* START *

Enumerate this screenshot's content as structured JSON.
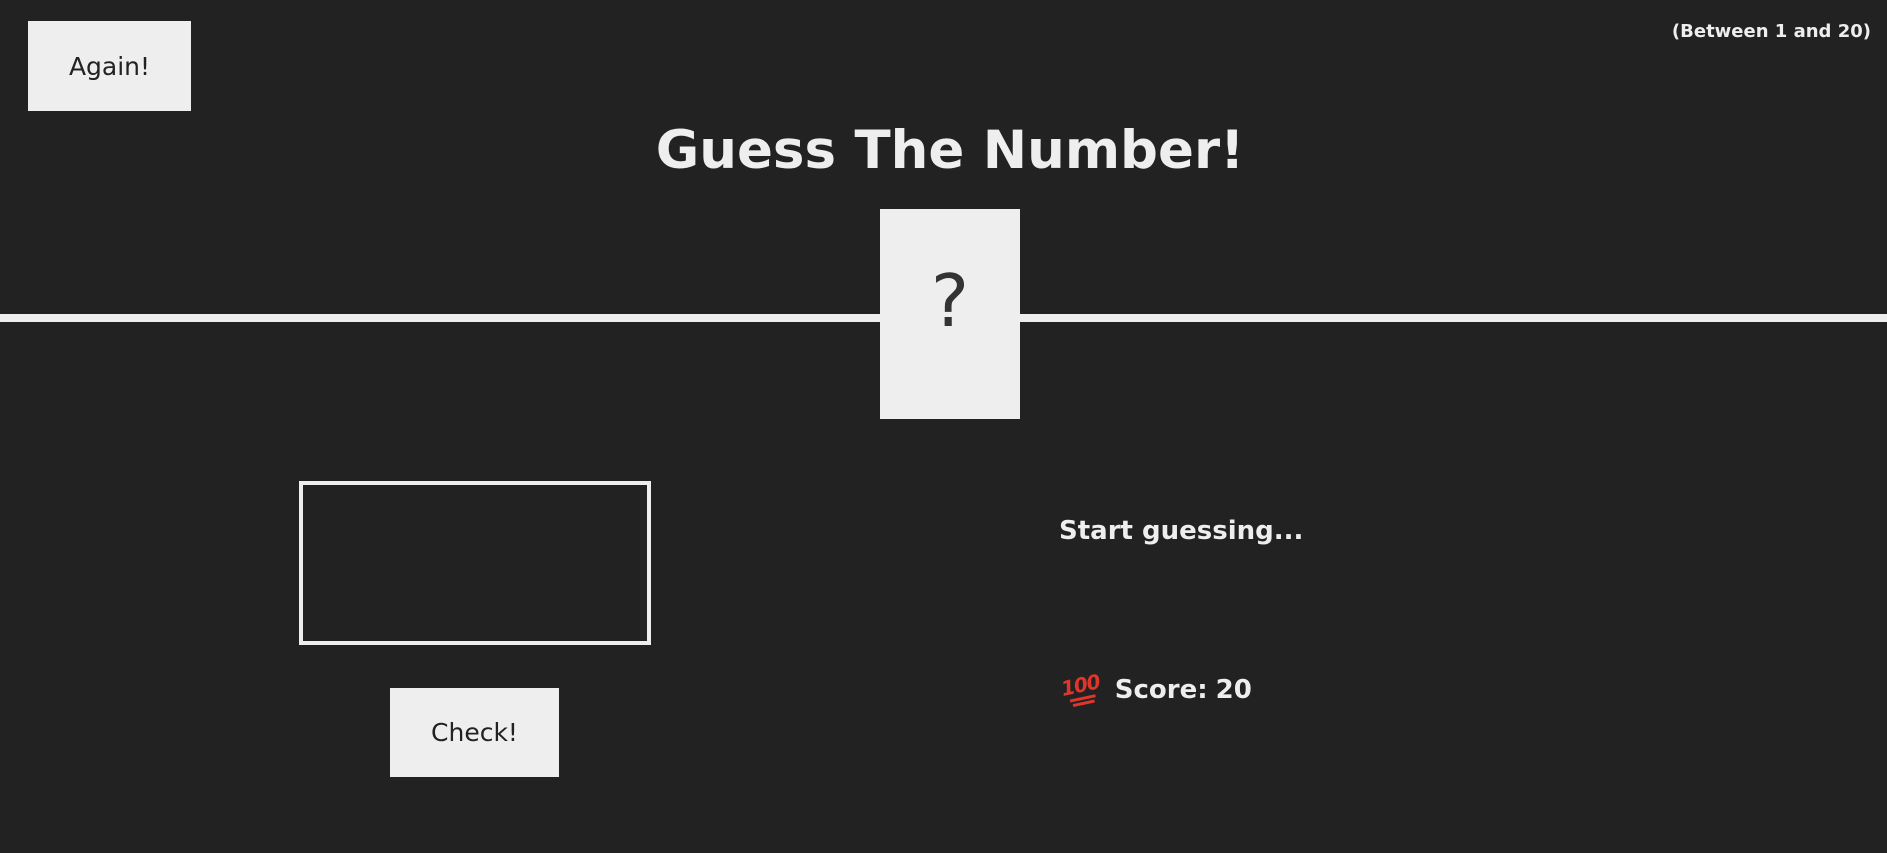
{
  "header": {
    "again_label": "Again!",
    "range_hint": "(Between 1 and 20)",
    "title": "Guess The Number!"
  },
  "secret": {
    "display": "?"
  },
  "left": {
    "guess_value": "",
    "check_label": "Check!"
  },
  "right": {
    "message": "Start guessing...",
    "score_icon": "hundred-points-icon",
    "score_label": "Score:",
    "score_value": "20"
  },
  "colors": {
    "background": "#222222",
    "foreground": "#eeeeee",
    "icon_red": "#e0352b"
  }
}
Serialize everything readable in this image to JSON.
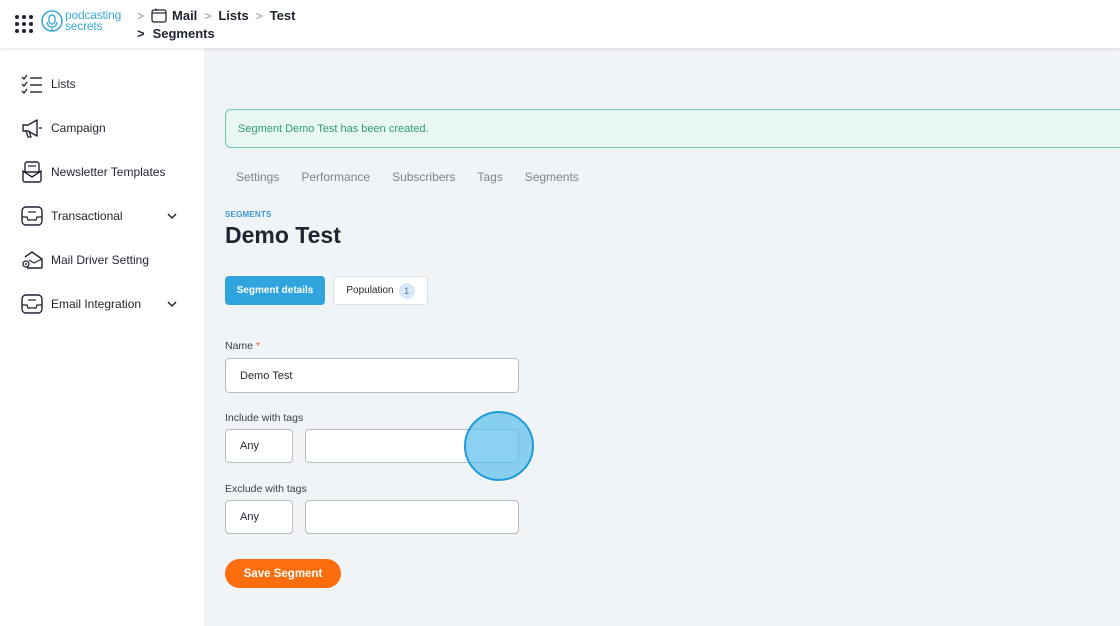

* END *

Without the pictures, output the full listing exactly as it stands.

Enumerate this screenshot's content as structured JSON.
{
  "header": {
    "again_label": "Again!",
    "range_hint": "(Between 1 and 20)",
    "title": "Guess The Number!"
  },
  "secret": {
    "display": "?"
  },
  "left": {
    "guess_value": "",
    "check_label": "Check!"
  },
  "right": {
    "message": "Start guessing...",
    "score_icon": "hundred-points-icon",
    "score_label": "Score:",
    "score_value": "20"
  },
  "colors": {
    "background": "#222222",
    "foreground": "#eeeeee",
    "icon_red": "#e0352b"
  }
}
Serialize everything readable in this image to JSON.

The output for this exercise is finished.